===== RECORDS FOR THIS EXERCISE =====

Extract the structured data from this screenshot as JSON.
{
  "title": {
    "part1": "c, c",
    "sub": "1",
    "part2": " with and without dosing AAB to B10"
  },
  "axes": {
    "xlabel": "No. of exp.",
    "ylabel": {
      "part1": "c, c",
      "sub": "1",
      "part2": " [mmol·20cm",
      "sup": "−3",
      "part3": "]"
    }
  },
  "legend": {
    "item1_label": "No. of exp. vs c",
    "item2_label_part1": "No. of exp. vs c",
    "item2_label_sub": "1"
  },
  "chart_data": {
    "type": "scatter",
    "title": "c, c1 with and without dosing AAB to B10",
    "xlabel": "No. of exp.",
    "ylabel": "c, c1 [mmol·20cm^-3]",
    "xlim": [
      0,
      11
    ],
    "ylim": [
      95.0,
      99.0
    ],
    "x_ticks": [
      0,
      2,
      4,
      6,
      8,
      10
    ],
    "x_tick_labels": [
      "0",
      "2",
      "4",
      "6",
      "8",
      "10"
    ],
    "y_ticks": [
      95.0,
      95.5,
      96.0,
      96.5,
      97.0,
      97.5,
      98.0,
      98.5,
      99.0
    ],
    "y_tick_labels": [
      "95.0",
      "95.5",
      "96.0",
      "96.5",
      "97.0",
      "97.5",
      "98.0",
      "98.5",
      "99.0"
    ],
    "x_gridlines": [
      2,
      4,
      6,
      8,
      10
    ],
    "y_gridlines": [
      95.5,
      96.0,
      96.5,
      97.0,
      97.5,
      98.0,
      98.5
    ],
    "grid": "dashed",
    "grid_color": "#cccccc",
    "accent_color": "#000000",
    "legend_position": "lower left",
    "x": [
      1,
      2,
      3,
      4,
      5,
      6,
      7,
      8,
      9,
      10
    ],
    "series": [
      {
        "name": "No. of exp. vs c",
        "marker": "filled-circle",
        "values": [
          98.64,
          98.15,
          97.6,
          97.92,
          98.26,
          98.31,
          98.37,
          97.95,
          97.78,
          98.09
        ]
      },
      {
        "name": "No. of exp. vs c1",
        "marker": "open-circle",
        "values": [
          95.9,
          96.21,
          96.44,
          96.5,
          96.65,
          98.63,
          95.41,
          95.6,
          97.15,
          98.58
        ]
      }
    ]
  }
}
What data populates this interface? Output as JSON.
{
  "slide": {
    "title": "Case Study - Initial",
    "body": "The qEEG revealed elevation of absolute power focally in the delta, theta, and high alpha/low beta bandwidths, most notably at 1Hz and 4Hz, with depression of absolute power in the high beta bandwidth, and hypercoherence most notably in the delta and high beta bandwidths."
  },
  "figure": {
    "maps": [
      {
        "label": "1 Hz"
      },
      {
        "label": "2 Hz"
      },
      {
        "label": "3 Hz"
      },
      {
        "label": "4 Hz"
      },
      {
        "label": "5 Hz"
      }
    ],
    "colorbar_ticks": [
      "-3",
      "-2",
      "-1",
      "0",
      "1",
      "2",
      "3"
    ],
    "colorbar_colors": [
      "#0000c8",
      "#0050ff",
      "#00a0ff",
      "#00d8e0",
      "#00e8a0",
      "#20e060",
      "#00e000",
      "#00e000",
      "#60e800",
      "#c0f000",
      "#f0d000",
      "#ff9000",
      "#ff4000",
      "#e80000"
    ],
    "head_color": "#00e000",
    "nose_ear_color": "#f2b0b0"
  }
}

=====

GIVEN INSTRUCTION: Reproduce each record exactly, leaving nothing out.

CORRECT RESPONSE:
Extract the structured data from this screenshot as JSON.
{
  "title": {
    "part1": "c, c",
    "sub": "1",
    "part2": " with and without dosing AAB to B10"
  },
  "axes": {
    "xlabel": "No. of exp.",
    "ylabel": {
      "part1": "c, c",
      "sub": "1",
      "part2": " [mmol·20cm",
      "sup": "−3",
      "part3": "]"
    }
  },
  "legend": {
    "item1_label": "No. of exp. vs c",
    "item2_label_part1": "No. of exp. vs c",
    "item2_label_sub": "1"
  },
  "chart_data": {
    "type": "scatter",
    "title": "c, c1 with and without dosing AAB to B10",
    "xlabel": "No. of exp.",
    "ylabel": "c, c1 [mmol·20cm^-3]",
    "xlim": [
      0,
      11
    ],
    "ylim": [
      95.0,
      99.0
    ],
    "x_ticks": [
      0,
      2,
      4,
      6,
      8,
      10
    ],
    "x_tick_labels": [
      "0",
      "2",
      "4",
      "6",
      "8",
      "10"
    ],
    "y_ticks": [
      95.0,
      95.5,
      96.0,
      96.5,
      97.0,
      97.5,
      98.0,
      98.5,
      99.0
    ],
    "y_tick_labels": [
      "95.0",
      "95.5",
      "96.0",
      "96.5",
      "97.0",
      "97.5",
      "98.0",
      "98.5",
      "99.0"
    ],
    "x_gridlines": [
      2,
      4,
      6,
      8,
      10
    ],
    "y_gridlines": [
      95.5,
      96.0,
      96.5,
      97.0,
      97.5,
      98.0,
      98.5
    ],
    "grid": "dashed",
    "grid_color": "#cccccc",
    "accent_color": "#000000",
    "legend_position": "lower left",
    "x": [
      1,
      2,
      3,
      4,
      5,
      6,
      7,
      8,
      9,
      10
    ],
    "series": [
      {
        "name": "No. of exp. vs c",
        "marker": "filled-circle",
        "values": [
          98.64,
          98.15,
          97.6,
          97.92,
          98.26,
          98.31,
          98.37,
          97.95,
          97.78,
          98.09
        ]
      },
      {
        "name": "No. of exp. vs c1",
        "marker": "open-circle",
        "values": [
          95.9,
          96.21,
          96.44,
          96.5,
          96.65,
          98.63,
          95.41,
          95.6,
          97.15,
          98.58
        ]
      }
    ]
  }
}
What data populates this interface? Output as JSON.
{
  "slide": {
    "title": "Case Study - Initial",
    "body": "The qEEG revealed elevation of absolute power focally in the delta, theta, and high alpha/low beta bandwidths, most notably at 1Hz and 4Hz, with depression of absolute power in the high beta bandwidth, and hypercoherence most notably in the delta and high beta bandwidths."
  },
  "figure": {
    "maps": [
      {
        "label": "1 Hz"
      },
      {
        "label": "2 Hz"
      },
      {
        "label": "3 Hz"
      },
      {
        "label": "4 Hz"
      },
      {
        "label": "5 Hz"
      }
    ],
    "colorbar_ticks": [
      "-3",
      "-2",
      "-1",
      "0",
      "1",
      "2",
      "3"
    ],
    "colorbar_colors": [
      "#0000c8",
      "#0050ff",
      "#00a0ff",
      "#00d8e0",
      "#00e8a0",
      "#20e060",
      "#00e000",
      "#00e000",
      "#60e800",
      "#c0f000",
      "#f0d000",
      "#ff9000",
      "#ff4000",
      "#e80000"
    ],
    "head_color": "#00e000",
    "nose_ear_color": "#f2b0b0"
  }
}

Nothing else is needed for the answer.